Instructions for the task:
Quote each record exactly, please, leaving none out.

Data section:

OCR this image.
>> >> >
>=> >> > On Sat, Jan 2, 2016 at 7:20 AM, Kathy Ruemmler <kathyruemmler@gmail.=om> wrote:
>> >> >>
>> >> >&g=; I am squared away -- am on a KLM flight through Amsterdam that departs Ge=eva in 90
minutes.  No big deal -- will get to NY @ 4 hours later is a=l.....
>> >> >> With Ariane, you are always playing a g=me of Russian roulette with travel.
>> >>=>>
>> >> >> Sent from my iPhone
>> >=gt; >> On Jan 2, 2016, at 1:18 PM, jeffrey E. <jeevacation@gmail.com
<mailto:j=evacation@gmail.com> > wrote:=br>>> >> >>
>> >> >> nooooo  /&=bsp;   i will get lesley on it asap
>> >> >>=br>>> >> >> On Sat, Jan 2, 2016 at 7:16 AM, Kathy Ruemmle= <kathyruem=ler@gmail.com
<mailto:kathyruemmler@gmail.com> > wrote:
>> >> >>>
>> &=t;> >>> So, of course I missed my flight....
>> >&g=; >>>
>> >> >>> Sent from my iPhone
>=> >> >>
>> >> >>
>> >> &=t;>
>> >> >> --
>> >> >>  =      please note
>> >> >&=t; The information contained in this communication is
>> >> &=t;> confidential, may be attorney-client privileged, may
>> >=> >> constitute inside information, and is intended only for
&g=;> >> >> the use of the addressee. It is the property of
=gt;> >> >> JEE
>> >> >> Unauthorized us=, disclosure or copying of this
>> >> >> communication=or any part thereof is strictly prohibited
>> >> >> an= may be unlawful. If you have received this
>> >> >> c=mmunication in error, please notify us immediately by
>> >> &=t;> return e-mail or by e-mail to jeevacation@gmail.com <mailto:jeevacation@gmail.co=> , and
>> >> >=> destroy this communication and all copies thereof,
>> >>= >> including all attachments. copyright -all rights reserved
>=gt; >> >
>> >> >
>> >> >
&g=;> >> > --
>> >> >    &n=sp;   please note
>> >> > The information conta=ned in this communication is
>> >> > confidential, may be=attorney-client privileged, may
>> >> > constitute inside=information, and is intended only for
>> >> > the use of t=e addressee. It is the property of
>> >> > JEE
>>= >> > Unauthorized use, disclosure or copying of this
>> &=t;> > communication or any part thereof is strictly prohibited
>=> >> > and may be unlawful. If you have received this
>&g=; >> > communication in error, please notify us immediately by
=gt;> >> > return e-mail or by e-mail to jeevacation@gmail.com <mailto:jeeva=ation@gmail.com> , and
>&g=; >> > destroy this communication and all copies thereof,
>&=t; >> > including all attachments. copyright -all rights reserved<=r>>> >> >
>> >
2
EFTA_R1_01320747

Answer below:
OCR this image.
>> >> >
>=> >> > On Sat, Jan 2, 2016 at 7:20 AM, Kathy Ruemmler <kathyruemmler@gmail.=om> wrote:
>> >> >>
>> >> >&g=; I am squared away -- am on a KLM flight through Amsterdam that departs Ge=eva in 90
minutes.  No big deal -- will get to NY @ 4 hours later is a=l.....
>> >> >> With Ariane, you are always playing a g=me of Russian roulette with travel.
>> >>=>>
>> >> >> Sent from my iPhone
>> >=gt; >> On Jan 2, 2016, at 1:18 PM, jeffrey E. <jeevacation@gmail.com
<mailto:j=evacation@gmail.com> > wrote:=br>>> >> >>
>> >> >> nooooo  /&=bsp;   i will get lesley on it asap
>> >> >>=br>>> >> >> On Sat, Jan 2, 2016 at 7:16 AM, Kathy Ruemmle= <kathyruem=ler@gmail.com
<mailto:kathyruemmler@gmail.com> > wrote:
>> >> >>>
>> &=t;> >>> So, of course I missed my flight....
>> >&g=; >>>
>> >> >>> Sent from my iPhone
>=> >> >>
>> >> >>
>> >> &=t;>
>> >> >> --
>> >> >>  =      please note
>> >> >&=t; The information contained in this communication is
>> >> &=t;> confidential, may be attorney-client privileged, may
>> >=> >> constitute inside information, and is intended only for
&g=;> >> >> the use of the addressee. It is the property of
=gt;> >> >> JEE
>> >> >> Unauthorized us=, disclosure or copying of this
>> >> >> communication=or any part thereof is strictly prohibited
>> >> >> an= may be unlawful. If you have received this
>> >> >> c=mmunication in error, please notify us immediately by
>> >> &=t;> return e-mail or by e-mail to jeevacation@gmail.com <mailto:jeevacation@gmail.co=> , and
>> >> >=> destroy this communication and all copies thereof,
>> >>= >> including all attachments. copyright -all rights reserved
>=gt; >> >
>> >> >
>> >> >
&g=;> >> > --
>> >> >    &n=sp;   please note
>> >> > The information conta=ned in this communication is
>> >> > confidential, may be=attorney-client privileged, may
>> >> > constitute inside=information, and is intended only for
>> >> > the use of t=e addressee. It is the property of
>> >> > JEE
>>= >> > Unauthorized use, disclosure or copying of this
>> &=t;> > communication or any part thereof is strictly prohibited
>=> >> > and may be unlawful. If you have received this
>&g=; >> > communication in error, please notify us immediately by
=gt;> >> > return e-mail or by e-mail to jeevacation@gmail.com <mailto:jeeva=ation@gmail.com> , and
>&g=; >> > destroy this communication and all copies thereof,
>&=t; >> > including all attachments. copyright -all rights reserved<=r>>> >> >
>> >
2
EFTA_R1_01320747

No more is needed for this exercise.